Description of the task:
Locate the word "patelnię" in the entries below, then gather every line that holds it.

Material provided:
_ _ _ _ _ _ _

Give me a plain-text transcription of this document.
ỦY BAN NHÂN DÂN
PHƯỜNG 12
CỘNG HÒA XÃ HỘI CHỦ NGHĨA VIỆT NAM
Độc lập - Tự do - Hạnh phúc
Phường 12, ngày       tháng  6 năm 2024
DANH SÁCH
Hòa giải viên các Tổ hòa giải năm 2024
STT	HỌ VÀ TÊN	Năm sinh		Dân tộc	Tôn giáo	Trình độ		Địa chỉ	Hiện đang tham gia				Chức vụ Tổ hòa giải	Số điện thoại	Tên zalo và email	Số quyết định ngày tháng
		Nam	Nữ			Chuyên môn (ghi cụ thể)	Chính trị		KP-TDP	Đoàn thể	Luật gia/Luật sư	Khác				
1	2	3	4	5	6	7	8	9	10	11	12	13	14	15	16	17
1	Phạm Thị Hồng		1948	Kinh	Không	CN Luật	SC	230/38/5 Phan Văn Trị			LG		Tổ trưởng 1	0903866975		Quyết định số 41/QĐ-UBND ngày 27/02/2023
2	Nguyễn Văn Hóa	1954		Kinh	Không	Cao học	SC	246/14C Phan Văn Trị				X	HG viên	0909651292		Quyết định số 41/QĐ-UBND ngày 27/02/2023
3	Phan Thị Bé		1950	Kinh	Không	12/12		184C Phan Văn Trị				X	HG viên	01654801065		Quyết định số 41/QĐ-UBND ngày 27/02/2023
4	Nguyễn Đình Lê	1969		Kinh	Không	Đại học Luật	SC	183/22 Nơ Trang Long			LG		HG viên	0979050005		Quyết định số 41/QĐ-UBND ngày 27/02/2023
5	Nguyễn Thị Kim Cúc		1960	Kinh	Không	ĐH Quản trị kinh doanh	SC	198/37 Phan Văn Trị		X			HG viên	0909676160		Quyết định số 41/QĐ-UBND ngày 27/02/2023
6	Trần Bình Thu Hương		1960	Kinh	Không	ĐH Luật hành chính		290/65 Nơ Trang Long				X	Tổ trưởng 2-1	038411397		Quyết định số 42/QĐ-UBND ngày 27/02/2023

_ _ _ _ _ _ _

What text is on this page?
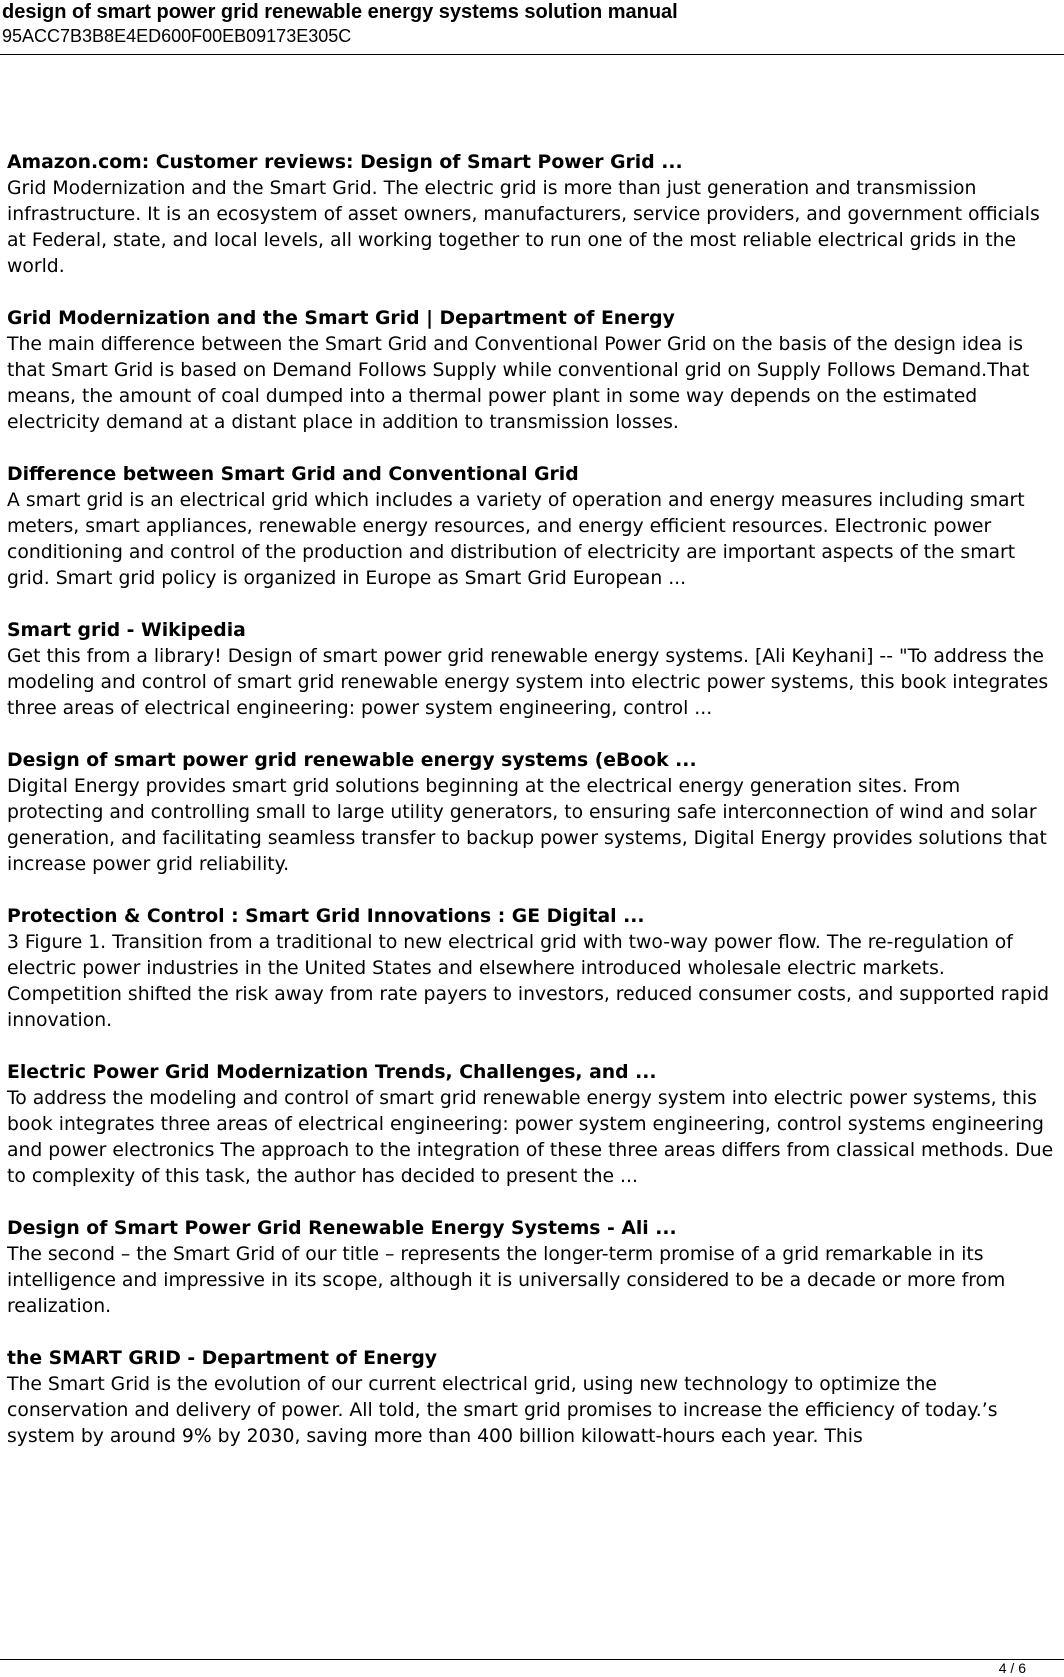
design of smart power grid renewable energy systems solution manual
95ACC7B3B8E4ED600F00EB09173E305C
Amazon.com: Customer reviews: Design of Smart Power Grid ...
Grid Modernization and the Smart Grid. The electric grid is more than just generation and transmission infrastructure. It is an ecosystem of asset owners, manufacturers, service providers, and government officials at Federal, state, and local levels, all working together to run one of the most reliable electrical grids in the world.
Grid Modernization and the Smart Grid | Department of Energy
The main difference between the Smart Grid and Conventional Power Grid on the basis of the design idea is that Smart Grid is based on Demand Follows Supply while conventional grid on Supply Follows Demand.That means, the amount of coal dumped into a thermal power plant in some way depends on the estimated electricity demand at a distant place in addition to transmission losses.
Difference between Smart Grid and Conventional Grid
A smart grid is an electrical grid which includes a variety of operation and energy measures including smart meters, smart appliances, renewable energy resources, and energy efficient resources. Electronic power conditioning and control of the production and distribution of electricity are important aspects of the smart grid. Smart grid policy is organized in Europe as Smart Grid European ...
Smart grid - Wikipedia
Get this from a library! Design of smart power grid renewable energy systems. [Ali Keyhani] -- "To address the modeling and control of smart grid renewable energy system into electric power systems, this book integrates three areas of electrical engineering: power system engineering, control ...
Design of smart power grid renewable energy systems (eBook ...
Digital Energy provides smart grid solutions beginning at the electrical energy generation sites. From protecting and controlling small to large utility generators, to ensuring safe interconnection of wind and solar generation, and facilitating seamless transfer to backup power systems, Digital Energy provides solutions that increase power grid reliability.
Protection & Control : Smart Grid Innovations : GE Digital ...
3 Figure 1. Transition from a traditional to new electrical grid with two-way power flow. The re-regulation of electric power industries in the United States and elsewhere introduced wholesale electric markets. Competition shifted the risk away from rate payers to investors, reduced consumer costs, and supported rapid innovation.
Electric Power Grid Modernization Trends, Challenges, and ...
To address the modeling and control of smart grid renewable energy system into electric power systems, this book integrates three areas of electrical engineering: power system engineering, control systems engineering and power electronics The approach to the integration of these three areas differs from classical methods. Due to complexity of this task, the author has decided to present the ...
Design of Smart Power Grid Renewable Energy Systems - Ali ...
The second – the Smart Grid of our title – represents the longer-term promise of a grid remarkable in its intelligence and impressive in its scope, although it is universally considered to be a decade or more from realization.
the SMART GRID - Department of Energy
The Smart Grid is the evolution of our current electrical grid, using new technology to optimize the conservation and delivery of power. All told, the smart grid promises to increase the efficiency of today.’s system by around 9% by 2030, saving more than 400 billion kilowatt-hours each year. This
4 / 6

_ _ _ _ _ _ _

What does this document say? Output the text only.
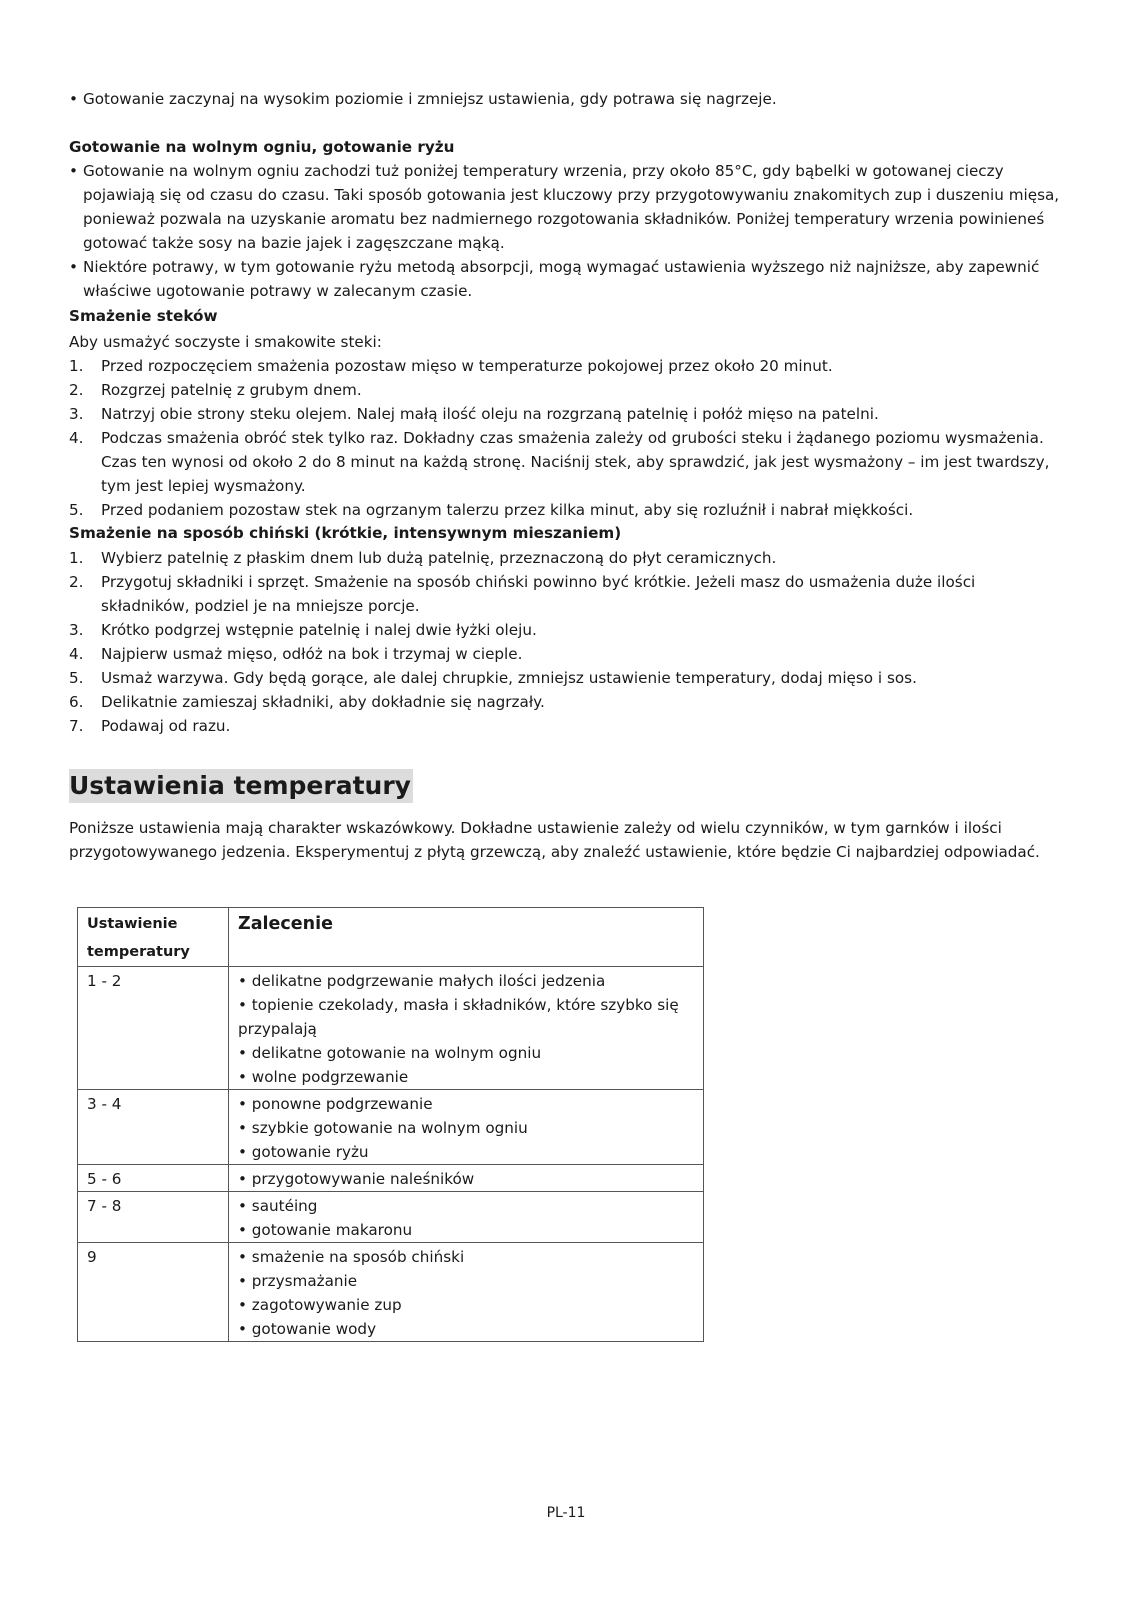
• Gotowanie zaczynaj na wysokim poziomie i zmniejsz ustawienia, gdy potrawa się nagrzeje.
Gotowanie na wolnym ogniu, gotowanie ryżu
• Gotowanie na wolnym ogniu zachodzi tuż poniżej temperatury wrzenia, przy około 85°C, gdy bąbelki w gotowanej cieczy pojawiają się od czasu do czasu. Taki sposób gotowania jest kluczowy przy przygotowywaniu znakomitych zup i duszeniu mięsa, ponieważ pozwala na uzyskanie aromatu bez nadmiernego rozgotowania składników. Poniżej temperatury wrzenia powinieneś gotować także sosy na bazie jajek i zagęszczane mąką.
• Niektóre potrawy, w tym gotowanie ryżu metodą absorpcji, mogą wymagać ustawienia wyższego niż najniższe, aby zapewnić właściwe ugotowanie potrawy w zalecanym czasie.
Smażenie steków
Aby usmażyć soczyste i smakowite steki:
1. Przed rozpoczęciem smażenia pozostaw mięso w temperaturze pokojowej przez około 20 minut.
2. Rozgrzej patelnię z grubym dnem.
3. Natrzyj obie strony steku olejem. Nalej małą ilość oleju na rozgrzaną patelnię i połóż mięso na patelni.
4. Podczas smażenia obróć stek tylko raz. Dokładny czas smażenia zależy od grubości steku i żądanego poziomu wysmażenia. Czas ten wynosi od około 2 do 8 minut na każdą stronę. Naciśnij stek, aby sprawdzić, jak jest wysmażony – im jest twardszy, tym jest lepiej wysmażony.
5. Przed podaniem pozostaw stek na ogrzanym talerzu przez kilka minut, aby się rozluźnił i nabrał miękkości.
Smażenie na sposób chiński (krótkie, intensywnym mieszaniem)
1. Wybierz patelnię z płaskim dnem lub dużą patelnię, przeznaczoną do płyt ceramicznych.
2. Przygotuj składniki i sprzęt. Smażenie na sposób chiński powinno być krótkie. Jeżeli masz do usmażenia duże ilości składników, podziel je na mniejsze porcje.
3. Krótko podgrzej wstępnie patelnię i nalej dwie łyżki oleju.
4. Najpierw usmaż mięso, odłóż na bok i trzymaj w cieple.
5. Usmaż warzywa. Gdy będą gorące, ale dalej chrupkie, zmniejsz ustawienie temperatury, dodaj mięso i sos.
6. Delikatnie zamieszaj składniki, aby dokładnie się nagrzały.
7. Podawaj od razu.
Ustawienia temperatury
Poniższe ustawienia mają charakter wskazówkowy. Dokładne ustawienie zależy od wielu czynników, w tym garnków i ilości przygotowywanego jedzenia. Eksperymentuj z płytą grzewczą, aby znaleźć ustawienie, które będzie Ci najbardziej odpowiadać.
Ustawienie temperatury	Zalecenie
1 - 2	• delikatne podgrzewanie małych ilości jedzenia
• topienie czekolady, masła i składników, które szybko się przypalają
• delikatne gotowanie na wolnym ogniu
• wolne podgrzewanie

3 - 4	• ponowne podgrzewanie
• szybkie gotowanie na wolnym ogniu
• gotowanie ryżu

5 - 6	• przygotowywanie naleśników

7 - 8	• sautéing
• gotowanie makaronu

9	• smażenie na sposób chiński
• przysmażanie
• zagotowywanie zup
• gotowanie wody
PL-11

_ _ _ _ _ _ _

Output below:
2. Rozgrzej patelnię z grubym dnem.
3. Natrzyj obie strony steku olejem. Nalej małą ilość oleju na rozgrzaną patelnię i połóż mięso na patelni.
1. Wybierz patelnię z płaskim dnem lub dużą patelnię, przeznaczoną do płyt ceramicznych.
3. Krótko podgrzej wstępnie patelnię i nalej dwie łyżki oleju.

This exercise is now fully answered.